DESCRIPTION OF THE TASK:
Turn every line of the material into a numbered list, dropping any blank lines and leaving out the pictures.

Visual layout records
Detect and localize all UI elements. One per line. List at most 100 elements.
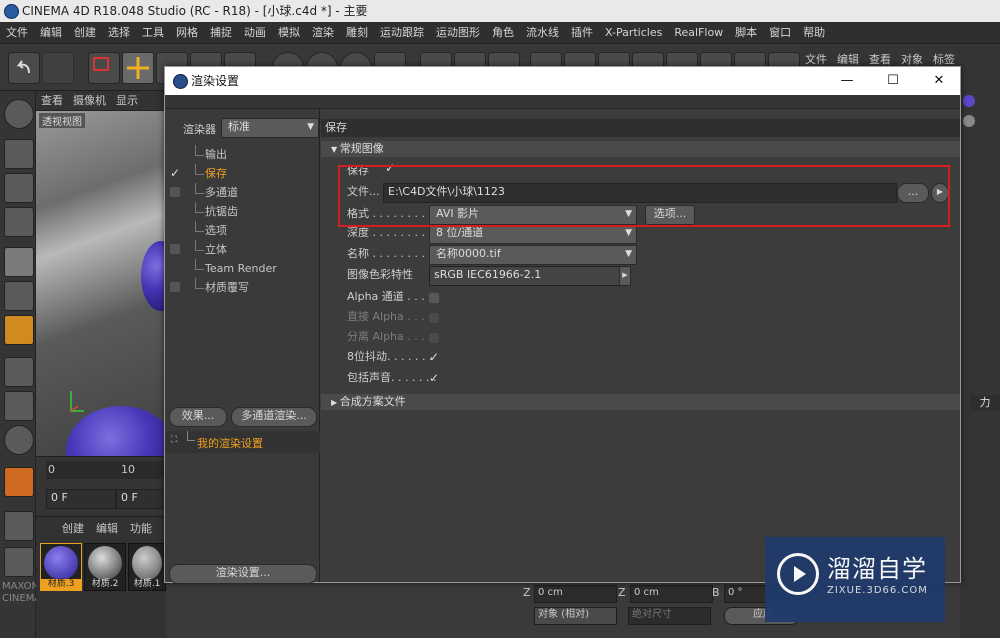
maxon-logo: MAXON CINEMA <box>2 581 42 604</box>
make-editable-icon[interactable] <box>4 99 34 129</box>
position-z-field[interactable]: 0 cm <box>534 585 617 603</box>
tree-item-stereo[interactable]: 立体 <box>165 240 320 259</box>
tree-item-output[interactable]: 输出 <box>165 145 320 164</box>
cinema4d-logo-icon <box>173 74 188 89</box>
menu-snap[interactable]: 捕捉 <box>204 22 238 44</box>
render-settings-button[interactable]: 渲染设置... <box>169 564 317 584</box>
material-tag-icon[interactable] <box>963 115 975 127</box>
expand-icon[interactable]: ⛶ <box>171 435 177 445</box>
axis-gizmo-icon <box>66 386 86 416</box>
material-swatch[interactable]: 材质.2 <box>84 543 126 591</box>
separate-alpha-checkbox[interactable] <box>429 333 439 343</box>
tree-checkbox[interactable] <box>170 282 180 292</box>
move-tool-icon[interactable] <box>122 52 154 84</box>
grid-lock-icon[interactable] <box>4 547 34 577</box>
material-preview <box>44 546 78 580</box>
tree-checkbox[interactable] <box>170 244 180 254</box>
menu-help[interactable]: 帮助 <box>797 22 831 44</box>
menu-pipeline[interactable]: 流水线 <box>520 22 565 44</box>
menu-script[interactable]: 脚本 <box>729 22 763 44</box>
force-tab[interactable]: 力 <box>970 395 1000 411</box>
tree-item-multipass[interactable]: 多通道 <box>165 183 320 202</box>
texture-mode-icon[interactable] <box>4 173 34 203</box>
dither-checkbox[interactable]: ✓ <box>429 350 441 364</box>
material-swatch[interactable]: 材质.3 <box>40 543 82 591</box>
straight-alpha-checkbox[interactable] <box>429 313 439 323</box>
select-tool-icon[interactable] <box>88 52 120 84</box>
tweak-mode-icon[interactable] <box>4 391 34 421</box>
polygons-mode-icon[interactable] <box>4 315 34 345</box>
material-menu-function[interactable]: 功能 <box>130 520 152 536</box>
redo-icon[interactable] <box>42 52 74 84</box>
check-icon[interactable]: ✓ <box>170 164 182 183</box>
render-settings-tree-panel: 渲染器 标准 ▼ 输出 ✓ 保存 多通道 抗锯齿 选项 立体 Team Render… <box>165 109 320 584</box>
group-composite-file[interactable]: ▶ 合成方案文件 <box>321 394 960 410</box>
menu-mograph[interactable]: 运动图形 <box>430 22 486 44</box>
close-icon[interactable]: ✕ <box>917 67 961 95</box>
menu-motion-tracking[interactable]: 运动跟踪 <box>374 22 430 44</box>
expand-arrow-icon[interactable]: ▶ <box>619 266 631 286</box>
render-setting-item[interactable]: 我的渲染设置 <box>197 435 263 451</box>
snap-icon[interactable] <box>4 425 34 455</box>
minimize-icon[interactable]: — <box>825 67 869 95</box>
workplane-lock-icon[interactable] <box>4 511 34 541</box>
chevron-down-icon: ▼ <box>307 122 314 132</box>
alpha-checkbox[interactable] <box>429 293 439 303</box>
coord-mode-dropdown[interactable]: 对象 (相对) <box>534 607 617 625</box>
model-mode-icon[interactable] <box>4 139 34 169</box>
tree-item-team-render[interactable]: Team Render <box>165 259 320 278</box>
material-menu-create[interactable]: 创建 <box>62 520 84 536</box>
axis-mode-icon[interactable] <box>4 357 34 387</box>
timeline-ruler[interactable]: 0 10 <box>46 461 166 479</box>
timeline: 0 10 0 F 0 F <box>36 456 172 516</box>
menu-xparticles[interactable]: X-Particles <box>599 22 668 44</box>
menu-edit[interactable]: 编辑 <box>34 22 68 44</box>
start-frame-field[interactable]: 0 F <box>46 489 116 509</box>
menu-tools[interactable]: 工具 <box>136 22 170 44</box>
menu-mesh[interactable]: 网格 <box>170 22 204 44</box>
multipass-render-button[interactable]: 多通道渲染... <box>231 407 317 427</box>
play-logo-icon <box>777 553 819 595</box>
menu-window[interactable]: 窗口 <box>763 22 797 44</box>
edges-mode-icon[interactable] <box>4 281 34 311</box>
tree-item-material-override[interactable]: 材质覆写 <box>165 278 320 297</box>
coord-b-label: B <box>712 586 720 599</box>
renderer-dropdown[interactable]: 标准 ▼ <box>221 118 319 138</box>
tree-item-antialiasing[interactable]: 抗锯齿 <box>165 202 320 221</box>
menu-create[interactable]: 创建 <box>68 22 102 44</box>
group-regular-image[interactable]: ▼ 常规图像 <box>321 141 960 157</box>
name-dropdown[interactable]: 名称0000.tif ▼ <box>429 245 637 265</box>
depth-dropdown[interactable]: 8 位/通道 ▼ <box>429 224 637 244</box>
menu-render[interactable]: 渲染 <box>306 22 340 44</box>
tree-item-save[interactable]: ✓ 保存 <box>165 164 320 183</box>
material-swatch[interactable]: 材质.1 <box>128 543 166 591</box>
render-setting-list: ⛶ 我的渲染设置 <box>165 431 320 453</box>
size-z-field[interactable]: 0 cm <box>630 585 713 603</box>
menu-animate[interactable]: 动画 <box>238 22 272 44</box>
viewport-menu-camera[interactable]: 摄像机 <box>68 91 111 111</box>
alpha-label: Alpha 通道 . . . . . <box>347 290 439 303</box>
menu-plugins[interactable]: 插件 <box>565 22 599 44</box>
size-mode-dropdown[interactable]: 绝对尺寸 <box>628 607 711 625</box>
perspective-viewport[interactable]: 透视视图 <box>36 111 181 496</box>
menu-character[interactable]: 角色 <box>486 22 520 44</box>
material-menu-edit[interactable]: 编辑 <box>96 520 118 536</box>
points-mode-icon[interactable] <box>4 247 34 277</box>
viewport-menu-display[interactable]: 显示 <box>111 91 143 111</box>
viewport-menu-view[interactable]: 查看 <box>36 91 68 111</box>
tree-item-options[interactable]: 选项 <box>165 221 320 240</box>
menu-simulate[interactable]: 模拟 <box>272 22 306 44</box>
color-profile-field[interactable]: sRGB IEC61966-2.1 <box>429 266 625 286</box>
menu-realflow[interactable]: RealFlow <box>668 22 729 44</box>
menu-select[interactable]: 选择 <box>102 22 136 44</box>
magnet-icon[interactable] <box>4 467 34 497</box>
menu-sculpt[interactable]: 雕刻 <box>340 22 374 44</box>
menu-file[interactable]: 文件 <box>0 22 34 44</box>
undo-icon[interactable] <box>8 52 40 84</box>
sound-checkbox[interactable]: ✓ <box>429 371 441 385</box>
workplane-mode-icon[interactable] <box>4 207 34 237</box>
effects-button[interactable]: 效果... <box>169 407 227 427</box>
tree-checkbox[interactable] <box>170 187 180 197</box>
material-tag-icon[interactable] <box>963 95 975 107</box>
maximize-icon[interactable]: ☐ <box>871 67 915 95</box>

SOLUTION TO THIS EXERCISE:
1. Detect and localize all UI elements. One per line. List at most 100 elements.
2. maxon-logo: MAXON CINEMA <box>2 581 42 604</box>
3. make-editable-icon[interactable] <box>4 99 34 129</box>
4. position-z-field[interactable]: 0 cm <box>534 585 617 603</box>
5. tree-item-stereo[interactable]: 立体 <box>165 240 320 259</box>
6. tree-item-output[interactable]: 输出 <box>165 145 320 164</box>
7. cinema4d-logo-icon <box>173 74 188 89</box>
8. menu-snap[interactable]: 捕捉 <box>204 22 238 44</box>
9. render-settings-button[interactable]: 渲染设置... <box>169 564 317 584</box>
10. material-tag-icon[interactable] <box>963 115 975 127</box>
11. expand-icon[interactable]: ⛶ <box>171 435 177 445</box>
12. axis-gizmo-icon <box>66 386 86 416</box>
13. material-swatch[interactable]: 材质.2 <box>84 543 126 591</box>
14. separate-alpha-checkbox[interactable] <box>429 333 439 343</box>
15. tree-checkbox[interactable] <box>170 282 180 292</box>
16. move-tool-icon[interactable] <box>122 52 154 84</box>
17. grid-lock-icon[interactable] <box>4 547 34 577</box>
18. material-preview <box>44 546 78 580</box>
19. tree-checkbox[interactable] <box>170 244 180 254</box>
20. menu-help[interactable]: 帮助 <box>797 22 831 44</box>
21. menu-pipeline[interactable]: 流水线 <box>520 22 565 44</box>
22. menu-script[interactable]: 脚本 <box>729 22 763 44</box>
23. force-tab[interactable]: 力 <box>970 395 1000 411</box>
24. tree-item-multipass[interactable]: 多通道 <box>165 183 320 202</box>
25. texture-mode-icon[interactable] <box>4 173 34 203</box>
26. dither-checkbox[interactable]: ✓ <box>429 350 441 364</box>
27. material-swatch[interactable]: 材质.3 <box>40 543 82 591</box>
28. straight-alpha-checkbox[interactable] <box>429 313 439 323</box>
29. select-tool-icon[interactable] <box>88 52 120 84</box>
30. tweak-mode-icon[interactable] <box>4 391 34 421</box>
31. polygons-mode-icon[interactable] <box>4 315 34 345</box>
32. material-menu-function[interactable]: 功能 <box>130 520 152 536</box>
33. redo-icon[interactable] <box>42 52 74 84</box>
34. check-icon[interactable]: ✓ <box>170 164 182 183</box>
35. render-settings-tree-panel: 渲染器 标准 ▼ 输出 ✓ 保存 多通道 抗锯齿 选项 立体 Team Render… <box>165 109 320 584</box>
36. group-composite-file[interactable]: ▶ 合成方案文件 <box>321 394 960 410</box>
37. menu-mograph[interactable]: 运动图形 <box>430 22 486 44</box>
38. close-icon[interactable]: ✕ <box>917 67 961 95</box>
39. menu-motion-tracking[interactable]: 运动跟踪 <box>374 22 430 44</box>
40. expand-arrow-icon[interactable]: ▶ <box>619 266 631 286</box>
41. render-setting-item[interactable]: 我的渲染设置 <box>197 435 263 451</box>
42. snap-icon[interactable] <box>4 425 34 455</box>
43. minimize-icon[interactable]: — <box>825 67 869 95</box>
44. workplane-lock-icon[interactable] <box>4 511 34 541</box>
45. chevron-down-icon: ▼ <box>307 122 314 132</box>
46. alpha-checkbox[interactable] <box>429 293 439 303</box>
47. coord-mode-dropdown[interactable]: 对象 (相对) <box>534 607 617 625</box>
48. model-mode-icon[interactable] <box>4 139 34 169</box>
49. tree-item-team-render[interactable]: Team Render <box>165 259 320 278</box>
50. material-menu-create[interactable]: 创建 <box>62 520 84 536</box>
51. axis-mode-icon[interactable] <box>4 357 34 387</box>
52. timeline-ruler[interactable]: 0 10 <box>46 461 166 479</box>
53. timeline: 0 10 0 F 0 F <box>36 456 172 516</box>
54. menu-xparticles[interactable]: X-Particles <box>599 22 668 44</box>
55. menu-edit[interactable]: 编辑 <box>34 22 68 44</box>
56. start-frame-field[interactable]: 0 F <box>46 489 116 509</box>
57. menu-tools[interactable]: 工具 <box>136 22 170 44</box>
58. menu-mesh[interactable]: 网格 <box>170 22 204 44</box>
59. multipass-render-button[interactable]: 多通道渲染... <box>231 407 317 427</box>
60. play-logo-icon <box>777 553 819 595</box>
61. menu-window[interactable]: 窗口 <box>763 22 797 44</box>
62. edges-mode-icon[interactable] <box>4 281 34 311</box>
63. tree-item-material-override[interactable]: 材质覆写 <box>165 278 320 297</box>
64. coord-b-label: B <box>712 586 720 599</box>
65. renderer-dropdown[interactable]: 标准 ▼ <box>221 118 319 138</box>
66. tree-item-antialiasing[interactable]: 抗锯齿 <box>165 202 320 221</box>
67. menu-create[interactable]: 创建 <box>68 22 102 44</box>
68. group-regular-image[interactable]: ▼ 常规图像 <box>321 141 960 157</box>
69. name-dropdown[interactable]: 名称0000.tif ▼ <box>429 245 637 265</box>
70. depth-dropdown[interactable]: 8 位/通道 ▼ <box>429 224 637 244</box>
71. menu-render[interactable]: 渲染 <box>306 22 340 44</box>
72. tree-item-save[interactable]: ✓ 保存 <box>165 164 320 183</box>
73. material-swatch[interactable]: 材质.1 <box>128 543 166 591</box>
74. render-setting-list: ⛶ 我的渲染设置 <box>165 431 320 453</box>
75. size-z-field[interactable]: 0 cm <box>630 585 713 603</box>
76. menu-animate[interactable]: 动画 <box>238 22 272 44</box>
77. viewport-menu-camera[interactable]: 摄像机 <box>68 91 111 111</box>
78. alpha-label: Alpha 通道 . . . . . <box>347 290 439 303</box>
79. menu-plugins[interactable]: 插件 <box>565 22 599 44</box>
80. size-mode-dropdown[interactable]: 绝对尺寸 <box>628 607 711 625</box>
81. perspective-viewport[interactable]: 透视视图 <box>36 111 181 496</box>
82. menu-character[interactable]: 角色 <box>486 22 520 44</box>
83. material-menu-edit[interactable]: 编辑 <box>96 520 118 536</box>
84. points-mode-icon[interactable] <box>4 247 34 277</box>
85. viewport-menu-display[interactable]: 显示 <box>111 91 143 111</box>
86. viewport-menu-view[interactable]: 查看 <box>36 91 68 111</box>
87. tree-item-options[interactable]: 选项 <box>165 221 320 240</box>
88. menu-simulate[interactable]: 模拟 <box>272 22 306 44</box>
89. color-profile-field[interactable]: sRGB IEC61966-2.1 <box>429 266 625 286</box>
90. menu-realflow[interactable]: RealFlow <box>668 22 729 44</box>
91. menu-select[interactable]: 选择 <box>102 22 136 44</box>
92. magnet-icon[interactable] <box>4 467 34 497</box>
93. menu-sculpt[interactable]: 雕刻 <box>340 22 374 44</box>
94. menu-file[interactable]: 文件 <box>0 22 34 44</box>
95. undo-icon[interactable] <box>8 52 40 84</box>
96. sound-checkbox[interactable]: ✓ <box>429 371 441 385</box>
97. workplane-mode-icon[interactable] <box>4 207 34 237</box>
98. effects-button[interactable]: 效果... <box>169 407 227 427</box>
99. tree-checkbox[interactable] <box>170 187 180 197</box>
100. material-tag-icon[interactable] <box>963 95 975 107</box>
101. maximize-icon[interactable]: ☐ <box>871 67 915 95</box>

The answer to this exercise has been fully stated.